━━━ Texte source ━━━

La cour renvoie à l'ordonnance entreprise et aux conclusions susvisées pour un exposé détaillé du litige et des prétentions des parties, conformément à l'article 455 du Code de procédure civile.
Sur ce LA COUR
Sur la demande de révocation de l'ordonnance de clôture
Selon les articles 783 et 784 du Code de procédure civile, après l'ordonnance de clôture, aucune conclusion ne peut être déposée ni aucune pièce produite aux débats, à peine d'irrecevabilité prononcée d'office et l'ordonnance de clôture ne peut être révoquée que s'il se révèle une cause grave depuis qu'elle a été rendue.
La société Oscaro Com sollicite la révocation de l'ordonnance de clôture pour permettre la production de la lettre adressée par Maitre Deger, avocat de TecAlliance GmbH datée du 14 juin 2016, par laquelle celui-ci lui notifierait la résiliation du contrat du 15 décembre 2005 à effet du 15 décembre 2016 (sa pièce 16).
Elle soutient que cette lettre, qui vise à mettre fin aux relations contractuelles, a été notifiée hors délais par une personne sans qualité à agir à une personne sans qualité pour recevoir cette notification et constitue une cause grave justifiant la réouverture des débats, l'action engagée tendant précisément à la poursuite des relations contractuelles.
Toutefois, la présente procédure est une procédure de référé par laquelle la société Oscaro Com tente essentiellement d'obtenir - à titre provisoire - la poursuite des livraisons de la société TecAlliance Gmbh, qui avait suspendu l'exécution du contrat en raison du non-paiement de ses factures. Et l'appréciation de la validité, ici contestée, de la résiliation du contrat de licence de données conclu entre les parties excède les pouvoirs du juge des référés.
Il s'ensuit que la société Oscaro Com ne justifie pas d'une cause grave et que sa demande ne peut être accueillie.
Sur les exceptions de litispendance, de connexité et d'incompétence
Selon l'article 35 du règlement (UE) n° 1215/2012 du parlement européen et du conseil du 12 décembre 2012 dit Bruxelles I bis, " les mesures provisoires ou conservatoires prévues par la loi d'un État membre peuvent être demandées aux juridictions de cet État, même si les juridictions d'un autre État membre sont compétentes pour connaître du fond ", à condition qu'existe un lien de rattachement entre ces mesures et la compétence de l'Etat du juge saisi.

━━━

[Énoncé] Recopie mot pour mot le passage de la décision de justice ci-dessus, entre "Sur ce LA COUR" et "(sa pièce 16)." inclus.

━━━ Enregistrements fournis ━━━

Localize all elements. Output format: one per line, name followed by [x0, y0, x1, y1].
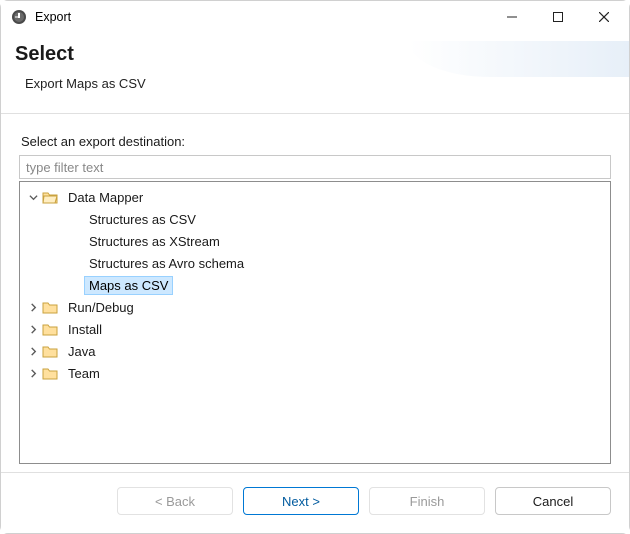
chevron-right-icon[interactable] — [26, 322, 40, 336]
tree-node-label: Data Mapper — [63, 188, 148, 207]
tree-leaf-structures-avro[interactable]: Structures as Avro schema — [24, 252, 602, 274]
folder-icon — [42, 344, 58, 359]
tree-leaf-structures-csv[interactable]: Structures as CSV — [24, 208, 602, 230]
window-title: Export — [35, 10, 71, 24]
cancel-button[interactable]: Cancel — [495, 487, 611, 515]
tree-node-team[interactable]: Team — [24, 362, 602, 384]
folder-icon — [42, 322, 58, 337]
tree-leaf-maps-csv[interactable]: Maps as CSV — [24, 274, 602, 296]
destination-prompt: Select an export destination: — [21, 134, 611, 149]
close-button[interactable] — [581, 2, 627, 32]
tree-node-label: Run/Debug — [63, 298, 139, 317]
titlebar: Export — [1, 1, 629, 33]
wizard-header: Select Export Maps as CSV — [1, 33, 629, 114]
tree-node-label: Install — [63, 320, 107, 339]
folder-icon — [42, 300, 58, 315]
tree-node-label: Team — [63, 364, 105, 383]
chevron-down-icon[interactable] — [26, 190, 40, 204]
wizard-buttons: < Back Next > Finish Cancel — [1, 472, 629, 533]
folder-open-icon — [42, 190, 58, 205]
tree-node-data-mapper[interactable]: Data Mapper — [24, 186, 602, 208]
export-tree-scroll[interactable]: Data Mapper Structures as CSV Structures… — [20, 182, 610, 463]
tree-node-install[interactable]: Install — [24, 318, 602, 340]
finish-button: Finish — [369, 487, 485, 515]
chevron-right-icon[interactable] — [26, 366, 40, 380]
tree-leaf-structures-xstream[interactable]: Structures as XStream — [24, 230, 602, 252]
chevron-right-icon[interactable] — [26, 344, 40, 358]
next-button[interactable]: Next > — [243, 487, 359, 515]
tree-node-label: Structures as CSV — [84, 210, 201, 229]
filter-input[interactable] — [19, 155, 611, 179]
chevron-right-icon[interactable] — [26, 300, 40, 314]
maximize-button[interactable] — [535, 2, 581, 32]
tree-node-run-debug[interactable]: Run/Debug — [24, 296, 602, 318]
page-subtitle: Export Maps as CSV — [25, 76, 609, 91]
folder-icon — [42, 366, 58, 381]
minimize-button[interactable] — [489, 2, 535, 32]
main-content: Select an export destination: Data Mappe… — [1, 114, 629, 472]
app-icon — [11, 9, 27, 25]
tree-node-label: Java — [63, 342, 100, 361]
header-decoration — [409, 41, 629, 77]
export-tree: Data Mapper Structures as CSV Structures… — [19, 181, 611, 464]
tree-node-java[interactable]: Java — [24, 340, 602, 362]
back-button: < Back — [117, 487, 233, 515]
tree-node-label: Structures as XStream — [84, 232, 225, 251]
tree-node-label: Maps as CSV — [84, 276, 173, 295]
tree-node-label: Structures as Avro schema — [84, 254, 249, 273]
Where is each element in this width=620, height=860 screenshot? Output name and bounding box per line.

━━━

[Réponse finale]
Sur ce LA COUR
Sur la demande de révocation de l'ordonnance de clôture
Selon les articles 783 et 784 du Code de procédure civile, après l'ordonnance de clôture, aucune conclusion ne peut être déposée ni aucune pièce produite aux débats, à peine d'irrecevabilité prononcée d'office et l'ordonnance de clôture ne peut être révoquée que s'il se révèle une cause grave depuis qu'elle a été rendue.
La société Oscaro Com sollicite la révocation de l'ordonnance de clôture pour permettre la production de la lettre adressée par Maitre Deger, avocat de TecAlliance GmbH datée du 14 juin 2016, par laquelle celui-ci lui notifierait la résiliation du contrat du 15 décembre 2005 à effet du 15 décembre 2016 (sa pièce 16).